== MATERIAL PROVIDED ==
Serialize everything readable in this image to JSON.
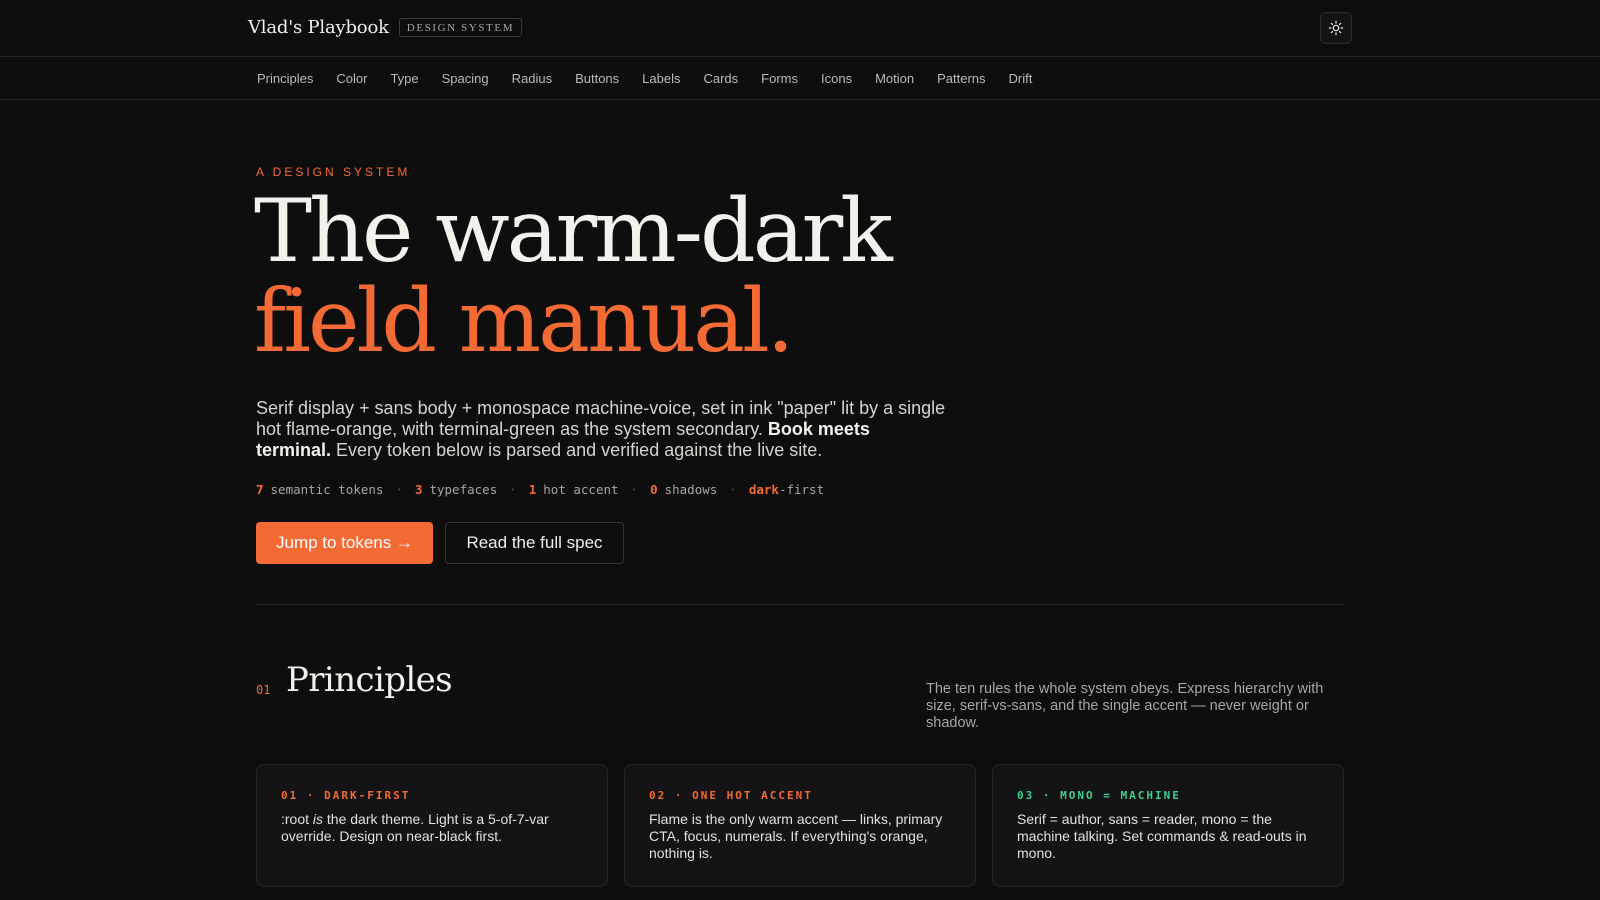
{
  "header": {
    "brand": "Vlad's Playbook",
    "badge": "DESIGN SYSTEM",
    "theme_toggle_icon": "sun-icon"
  },
  "nav": {
    "items": [
      "Principles",
      "Color",
      "Type",
      "Spacing",
      "Radius",
      "Buttons",
      "Labels",
      "Cards",
      "Forms",
      "Icons",
      "Motion",
      "Patterns",
      "Drift"
    ]
  },
  "hero": {
    "eyebrow": "A DESIGN SYSTEM",
    "headline_line1": "The warm-dark",
    "headline_line2": "field manual.",
    "lede_part1": "Serif display + sans body + monospace machine-voice, set in ink \"paper\" lit by a single hot flame-orange, with terminal-green as the system secondary. ",
    "lede_bold": "Book meets terminal.",
    "lede_part2": " Every token below is parsed and verified against the live site.",
    "stats": [
      {
        "num": "7",
        "label": "semantic tokens"
      },
      {
        "num": "3",
        "label": "typefaces"
      },
      {
        "num": "1",
        "label": "hot accent"
      },
      {
        "num": "0",
        "label": "shadows"
      }
    ],
    "stat_last_highlight": "dark",
    "stat_last_rest": "-first",
    "stat_separator": "·",
    "primary_cta": "Jump to tokens →",
    "secondary_cta": "Read the full spec"
  },
  "section": {
    "number": "01",
    "title": "Principles",
    "description": "The ten rules the whole system obeys. Express hierarchy with size, serif-vs-sans, and the single accent — never weight or shadow.",
    "cards": [
      {
        "tag": "01 · DARK-FIRST",
        "tag_color": "#f46a35",
        "body_before": ":root ",
        "body_em": "is",
        "body_after": " the dark theme. Light is a 5-of-7-var override. Design on near-black first."
      },
      {
        "tag": "02 · ONE HOT ACCENT",
        "tag_color": "#f46a35",
        "body_before": "Flame is the only warm accent — links, primary CTA, focus, numerals. If everything's orange, nothing is.",
        "body_em": "",
        "body_after": ""
      },
      {
        "tag": "03 · MONO = MACHINE",
        "tag_color": "#3ecf8e",
        "body_before": "Serif = author, sans = reader, mono = the machine talking. Set commands & read-outs in mono.",
        "body_em": "",
        "body_after": ""
      }
    ]
  },
  "colors": {
    "background": "#0e0e0f",
    "accent": "#f46a35",
    "secondary": "#3ecf8e"
  }
}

== WHAT THIS TASK INVOLVES ==
Reproduce the listing word for word and omit its pictures.

== COMPLETE ANSWER ==
Serialize everything readable in this image to JSON.
{
  "header": {
    "brand": "Vlad's Playbook",
    "badge": "DESIGN SYSTEM",
    "theme_toggle_icon": "sun-icon"
  },
  "nav": {
    "items": [
      "Principles",
      "Color",
      "Type",
      "Spacing",
      "Radius",
      "Buttons",
      "Labels",
      "Cards",
      "Forms",
      "Icons",
      "Motion",
      "Patterns",
      "Drift"
    ]
  },
  "hero": {
    "eyebrow": "A DESIGN SYSTEM",
    "headline_line1": "The warm-dark",
    "headline_line2": "field manual.",
    "lede_part1": "Serif display + sans body + monospace machine-voice, set in ink \"paper\" lit by a single hot flame-orange, with terminal-green as the system secondary. ",
    "lede_bold": "Book meets terminal.",
    "lede_part2": " Every token below is parsed and verified against the live site.",
    "stats": [
      {
        "num": "7",
        "label": "semantic tokens"
      },
      {
        "num": "3",
        "label": "typefaces"
      },
      {
        "num": "1",
        "label": "hot accent"
      },
      {
        "num": "0",
        "label": "shadows"
      }
    ],
    "stat_last_highlight": "dark",
    "stat_last_rest": "-first",
    "stat_separator": "·",
    "primary_cta": "Jump to tokens →",
    "secondary_cta": "Read the full spec"
  },
  "section": {
    "number": "01",
    "title": "Principles",
    "description": "The ten rules the whole system obeys. Express hierarchy with size, serif-vs-sans, and the single accent — never weight or shadow.",
    "cards": [
      {
        "tag": "01 · DARK-FIRST",
        "tag_color": "#f46a35",
        "body_before": ":root ",
        "body_em": "is",
        "body_after": " the dark theme. Light is a 5-of-7-var override. Design on near-black first."
      },
      {
        "tag": "02 · ONE HOT ACCENT",
        "tag_color": "#f46a35",
        "body_before": "Flame is the only warm accent — links, primary CTA, focus, numerals. If everything's orange, nothing is.",
        "body_em": "",
        "body_after": ""
      },
      {
        "tag": "03 · MONO = MACHINE",
        "tag_color": "#3ecf8e",
        "body_before": "Serif = author, sans = reader, mono = the machine talking. Set commands & read-outs in mono.",
        "body_em": "",
        "body_after": ""
      }
    ]
  },
  "colors": {
    "background": "#0e0e0f",
    "accent": "#f46a35",
    "secondary": "#3ecf8e"
  }
}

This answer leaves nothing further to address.